AIM OF THE EXERCISE.
Report every line below that holds the word "Kanagawa".

DATASET RECORDS.
---*---
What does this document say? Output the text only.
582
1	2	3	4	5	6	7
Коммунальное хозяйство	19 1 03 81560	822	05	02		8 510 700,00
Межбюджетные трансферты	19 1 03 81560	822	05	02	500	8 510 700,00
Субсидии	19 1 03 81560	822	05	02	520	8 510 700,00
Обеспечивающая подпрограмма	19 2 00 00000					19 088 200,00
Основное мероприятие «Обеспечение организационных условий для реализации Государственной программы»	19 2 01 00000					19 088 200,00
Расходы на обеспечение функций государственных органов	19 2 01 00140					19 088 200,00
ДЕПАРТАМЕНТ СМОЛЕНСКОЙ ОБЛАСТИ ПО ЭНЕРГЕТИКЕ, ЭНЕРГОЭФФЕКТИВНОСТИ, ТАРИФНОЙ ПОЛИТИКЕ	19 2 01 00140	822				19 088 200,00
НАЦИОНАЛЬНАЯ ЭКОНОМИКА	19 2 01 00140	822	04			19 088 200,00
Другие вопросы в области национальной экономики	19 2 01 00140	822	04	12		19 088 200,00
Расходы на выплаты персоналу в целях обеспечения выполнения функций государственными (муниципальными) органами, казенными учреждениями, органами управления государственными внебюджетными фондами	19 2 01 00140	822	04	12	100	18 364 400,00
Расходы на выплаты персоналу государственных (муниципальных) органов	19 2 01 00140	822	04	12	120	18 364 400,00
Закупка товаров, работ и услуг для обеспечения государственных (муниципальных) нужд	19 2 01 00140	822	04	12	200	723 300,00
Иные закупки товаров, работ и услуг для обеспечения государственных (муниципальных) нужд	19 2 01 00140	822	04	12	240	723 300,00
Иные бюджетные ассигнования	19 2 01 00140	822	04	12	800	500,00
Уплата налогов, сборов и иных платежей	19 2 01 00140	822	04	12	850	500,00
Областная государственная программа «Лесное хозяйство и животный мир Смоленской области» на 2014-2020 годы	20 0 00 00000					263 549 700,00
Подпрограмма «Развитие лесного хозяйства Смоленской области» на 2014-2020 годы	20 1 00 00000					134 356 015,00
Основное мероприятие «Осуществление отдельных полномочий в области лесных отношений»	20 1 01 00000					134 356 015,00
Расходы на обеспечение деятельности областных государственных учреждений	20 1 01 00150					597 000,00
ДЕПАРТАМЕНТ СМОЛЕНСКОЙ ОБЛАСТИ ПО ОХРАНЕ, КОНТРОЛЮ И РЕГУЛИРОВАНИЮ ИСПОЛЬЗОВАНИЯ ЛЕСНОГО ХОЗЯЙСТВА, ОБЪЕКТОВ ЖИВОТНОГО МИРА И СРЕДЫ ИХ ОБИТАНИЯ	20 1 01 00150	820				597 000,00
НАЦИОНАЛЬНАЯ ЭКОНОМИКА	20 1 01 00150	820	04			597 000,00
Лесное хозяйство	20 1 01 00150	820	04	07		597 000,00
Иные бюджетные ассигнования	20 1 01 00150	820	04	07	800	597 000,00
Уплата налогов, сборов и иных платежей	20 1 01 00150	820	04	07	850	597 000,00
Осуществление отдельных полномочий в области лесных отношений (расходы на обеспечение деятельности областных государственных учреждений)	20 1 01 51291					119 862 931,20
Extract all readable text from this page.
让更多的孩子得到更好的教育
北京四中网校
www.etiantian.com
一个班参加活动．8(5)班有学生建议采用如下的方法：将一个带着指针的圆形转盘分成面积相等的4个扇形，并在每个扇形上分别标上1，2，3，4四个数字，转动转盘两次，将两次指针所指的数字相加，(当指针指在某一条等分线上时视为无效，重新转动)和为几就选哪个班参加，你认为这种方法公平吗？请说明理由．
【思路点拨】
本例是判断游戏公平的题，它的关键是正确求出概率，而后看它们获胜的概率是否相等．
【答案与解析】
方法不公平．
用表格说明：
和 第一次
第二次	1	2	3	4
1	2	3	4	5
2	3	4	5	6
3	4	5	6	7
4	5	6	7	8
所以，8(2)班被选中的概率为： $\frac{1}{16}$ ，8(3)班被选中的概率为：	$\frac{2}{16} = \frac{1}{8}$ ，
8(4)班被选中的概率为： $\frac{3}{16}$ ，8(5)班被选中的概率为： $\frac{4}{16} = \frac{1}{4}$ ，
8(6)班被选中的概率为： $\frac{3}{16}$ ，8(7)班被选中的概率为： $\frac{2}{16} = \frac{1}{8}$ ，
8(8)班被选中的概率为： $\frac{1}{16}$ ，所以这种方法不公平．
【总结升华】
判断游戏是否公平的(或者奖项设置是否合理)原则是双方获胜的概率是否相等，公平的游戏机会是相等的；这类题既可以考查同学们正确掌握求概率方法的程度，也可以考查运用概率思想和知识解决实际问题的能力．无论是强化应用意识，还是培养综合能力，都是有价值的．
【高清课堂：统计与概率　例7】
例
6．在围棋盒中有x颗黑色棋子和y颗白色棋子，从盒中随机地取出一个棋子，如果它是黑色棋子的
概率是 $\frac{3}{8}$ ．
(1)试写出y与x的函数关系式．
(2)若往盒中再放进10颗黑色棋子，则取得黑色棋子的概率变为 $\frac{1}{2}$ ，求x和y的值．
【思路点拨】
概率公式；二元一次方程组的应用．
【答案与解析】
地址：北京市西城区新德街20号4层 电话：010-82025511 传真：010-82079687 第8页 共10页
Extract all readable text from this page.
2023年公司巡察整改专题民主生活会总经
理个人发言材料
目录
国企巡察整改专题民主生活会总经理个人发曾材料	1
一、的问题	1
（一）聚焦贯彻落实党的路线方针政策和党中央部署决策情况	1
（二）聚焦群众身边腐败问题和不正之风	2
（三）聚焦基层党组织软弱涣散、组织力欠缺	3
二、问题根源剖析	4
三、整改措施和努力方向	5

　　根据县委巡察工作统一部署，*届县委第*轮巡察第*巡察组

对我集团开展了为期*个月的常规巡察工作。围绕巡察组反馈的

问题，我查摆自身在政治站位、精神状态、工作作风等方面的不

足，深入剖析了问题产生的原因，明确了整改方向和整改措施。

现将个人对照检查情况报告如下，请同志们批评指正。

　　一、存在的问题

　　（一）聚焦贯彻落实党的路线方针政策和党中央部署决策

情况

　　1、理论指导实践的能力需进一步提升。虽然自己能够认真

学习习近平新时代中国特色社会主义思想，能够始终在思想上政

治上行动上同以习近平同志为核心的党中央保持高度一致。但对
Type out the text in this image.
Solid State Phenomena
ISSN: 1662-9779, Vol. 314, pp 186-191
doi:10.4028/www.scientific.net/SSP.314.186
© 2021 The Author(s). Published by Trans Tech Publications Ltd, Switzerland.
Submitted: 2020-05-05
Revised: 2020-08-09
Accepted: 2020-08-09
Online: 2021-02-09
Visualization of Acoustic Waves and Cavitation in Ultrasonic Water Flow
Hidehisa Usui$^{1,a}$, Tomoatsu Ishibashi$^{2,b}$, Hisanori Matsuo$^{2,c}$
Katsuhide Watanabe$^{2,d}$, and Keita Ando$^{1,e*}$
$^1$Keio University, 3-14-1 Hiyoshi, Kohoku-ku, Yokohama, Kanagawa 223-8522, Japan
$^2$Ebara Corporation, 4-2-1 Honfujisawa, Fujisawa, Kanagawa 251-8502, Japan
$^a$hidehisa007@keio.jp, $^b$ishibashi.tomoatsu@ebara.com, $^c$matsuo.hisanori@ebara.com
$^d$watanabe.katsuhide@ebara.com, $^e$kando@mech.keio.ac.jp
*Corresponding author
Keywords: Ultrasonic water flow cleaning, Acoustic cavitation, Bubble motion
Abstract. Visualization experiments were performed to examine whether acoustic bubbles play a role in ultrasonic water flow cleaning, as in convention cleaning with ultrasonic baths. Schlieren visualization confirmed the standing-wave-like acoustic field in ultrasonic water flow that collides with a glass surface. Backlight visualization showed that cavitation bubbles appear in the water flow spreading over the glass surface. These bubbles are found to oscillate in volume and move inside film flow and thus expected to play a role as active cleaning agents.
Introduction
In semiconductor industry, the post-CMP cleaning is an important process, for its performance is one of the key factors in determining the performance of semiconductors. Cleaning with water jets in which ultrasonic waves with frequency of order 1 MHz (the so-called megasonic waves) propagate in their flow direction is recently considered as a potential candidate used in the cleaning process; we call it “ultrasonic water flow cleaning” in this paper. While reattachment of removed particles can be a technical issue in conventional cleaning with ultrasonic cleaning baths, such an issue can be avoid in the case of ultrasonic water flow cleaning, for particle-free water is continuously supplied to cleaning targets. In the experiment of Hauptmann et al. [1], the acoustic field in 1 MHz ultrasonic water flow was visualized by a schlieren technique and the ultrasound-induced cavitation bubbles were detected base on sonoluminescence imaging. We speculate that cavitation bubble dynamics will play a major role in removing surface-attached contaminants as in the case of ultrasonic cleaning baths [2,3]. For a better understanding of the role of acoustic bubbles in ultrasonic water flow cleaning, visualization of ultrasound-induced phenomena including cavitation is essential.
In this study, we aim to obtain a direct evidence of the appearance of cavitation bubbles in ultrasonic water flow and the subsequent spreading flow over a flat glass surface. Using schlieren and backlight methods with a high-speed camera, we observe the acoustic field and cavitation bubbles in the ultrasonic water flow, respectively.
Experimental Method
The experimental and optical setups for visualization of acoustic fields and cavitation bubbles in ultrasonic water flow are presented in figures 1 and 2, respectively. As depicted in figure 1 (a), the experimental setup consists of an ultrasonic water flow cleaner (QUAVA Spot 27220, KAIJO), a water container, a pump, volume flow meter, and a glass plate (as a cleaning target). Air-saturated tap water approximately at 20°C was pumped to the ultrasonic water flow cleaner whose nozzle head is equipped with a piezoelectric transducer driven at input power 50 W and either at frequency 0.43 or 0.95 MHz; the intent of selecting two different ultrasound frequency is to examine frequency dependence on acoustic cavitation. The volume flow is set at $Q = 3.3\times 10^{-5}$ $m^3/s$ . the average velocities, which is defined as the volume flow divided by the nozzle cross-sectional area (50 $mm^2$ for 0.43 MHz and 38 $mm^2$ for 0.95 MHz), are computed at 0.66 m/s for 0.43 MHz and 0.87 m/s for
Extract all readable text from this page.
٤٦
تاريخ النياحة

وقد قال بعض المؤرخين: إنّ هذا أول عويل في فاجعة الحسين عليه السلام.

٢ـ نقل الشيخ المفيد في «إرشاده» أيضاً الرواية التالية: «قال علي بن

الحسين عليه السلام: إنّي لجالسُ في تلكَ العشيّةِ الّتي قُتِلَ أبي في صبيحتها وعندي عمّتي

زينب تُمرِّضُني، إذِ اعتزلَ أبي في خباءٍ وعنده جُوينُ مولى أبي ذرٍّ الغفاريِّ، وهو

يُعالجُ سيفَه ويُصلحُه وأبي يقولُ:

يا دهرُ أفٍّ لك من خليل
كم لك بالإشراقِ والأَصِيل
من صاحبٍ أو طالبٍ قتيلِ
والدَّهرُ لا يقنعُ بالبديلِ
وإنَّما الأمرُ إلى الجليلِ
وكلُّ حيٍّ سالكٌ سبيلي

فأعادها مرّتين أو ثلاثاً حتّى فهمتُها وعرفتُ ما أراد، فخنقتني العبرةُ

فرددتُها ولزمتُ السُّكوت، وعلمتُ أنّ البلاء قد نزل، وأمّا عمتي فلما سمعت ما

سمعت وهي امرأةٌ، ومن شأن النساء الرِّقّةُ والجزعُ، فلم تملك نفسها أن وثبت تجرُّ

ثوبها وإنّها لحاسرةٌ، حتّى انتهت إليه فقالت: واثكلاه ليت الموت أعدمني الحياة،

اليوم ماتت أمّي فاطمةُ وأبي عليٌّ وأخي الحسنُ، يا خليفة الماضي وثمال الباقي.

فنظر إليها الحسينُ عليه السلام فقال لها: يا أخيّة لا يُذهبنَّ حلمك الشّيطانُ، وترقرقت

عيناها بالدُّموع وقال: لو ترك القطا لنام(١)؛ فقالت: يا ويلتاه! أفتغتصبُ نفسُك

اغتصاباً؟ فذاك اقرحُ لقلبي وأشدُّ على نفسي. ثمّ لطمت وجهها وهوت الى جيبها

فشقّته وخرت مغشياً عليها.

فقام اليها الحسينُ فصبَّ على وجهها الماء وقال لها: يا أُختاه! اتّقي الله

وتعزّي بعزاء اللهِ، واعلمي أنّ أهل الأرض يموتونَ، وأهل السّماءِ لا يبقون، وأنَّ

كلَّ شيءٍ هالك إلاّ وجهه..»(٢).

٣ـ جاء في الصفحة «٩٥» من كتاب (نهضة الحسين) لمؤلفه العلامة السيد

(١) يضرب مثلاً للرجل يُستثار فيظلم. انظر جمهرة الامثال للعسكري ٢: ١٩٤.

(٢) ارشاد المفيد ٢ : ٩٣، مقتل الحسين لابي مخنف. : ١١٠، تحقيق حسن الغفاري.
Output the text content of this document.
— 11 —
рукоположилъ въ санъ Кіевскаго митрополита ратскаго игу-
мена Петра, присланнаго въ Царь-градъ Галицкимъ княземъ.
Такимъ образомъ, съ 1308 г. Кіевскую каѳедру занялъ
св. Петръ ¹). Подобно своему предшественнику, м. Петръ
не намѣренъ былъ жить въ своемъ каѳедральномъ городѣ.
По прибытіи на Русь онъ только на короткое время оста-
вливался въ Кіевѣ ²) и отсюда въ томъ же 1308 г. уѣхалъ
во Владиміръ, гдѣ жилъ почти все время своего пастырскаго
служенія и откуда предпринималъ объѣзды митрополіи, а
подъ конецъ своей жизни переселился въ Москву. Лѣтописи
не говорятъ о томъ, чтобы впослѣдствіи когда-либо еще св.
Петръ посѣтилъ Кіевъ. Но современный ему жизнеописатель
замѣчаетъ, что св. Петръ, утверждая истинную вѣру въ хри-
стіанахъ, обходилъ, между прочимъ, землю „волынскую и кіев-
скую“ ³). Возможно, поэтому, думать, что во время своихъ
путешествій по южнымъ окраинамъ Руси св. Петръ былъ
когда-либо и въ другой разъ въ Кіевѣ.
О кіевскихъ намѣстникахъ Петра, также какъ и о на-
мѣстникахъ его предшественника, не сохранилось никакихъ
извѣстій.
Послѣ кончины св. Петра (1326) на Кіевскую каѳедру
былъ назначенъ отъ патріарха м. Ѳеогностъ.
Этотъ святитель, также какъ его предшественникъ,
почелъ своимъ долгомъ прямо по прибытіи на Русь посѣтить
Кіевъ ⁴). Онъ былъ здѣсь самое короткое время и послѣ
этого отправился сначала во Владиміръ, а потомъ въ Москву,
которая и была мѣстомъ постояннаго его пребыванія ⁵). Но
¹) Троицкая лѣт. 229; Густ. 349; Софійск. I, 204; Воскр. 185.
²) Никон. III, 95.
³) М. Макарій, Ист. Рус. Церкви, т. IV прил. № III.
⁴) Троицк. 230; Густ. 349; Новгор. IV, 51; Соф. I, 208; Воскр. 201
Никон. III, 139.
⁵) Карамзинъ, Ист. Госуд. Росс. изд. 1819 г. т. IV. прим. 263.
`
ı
---*---
RESPONSE.
$^1$Keio University, 3-14-1 Hiyoshi, Kohoku-ku, Yokohama, Kanagawa 223-8522, Japan
$^2$Ebara Corporation, 4-2-1 Honfujisawa, Fujisawa, Kanagawa 251-8502, Japan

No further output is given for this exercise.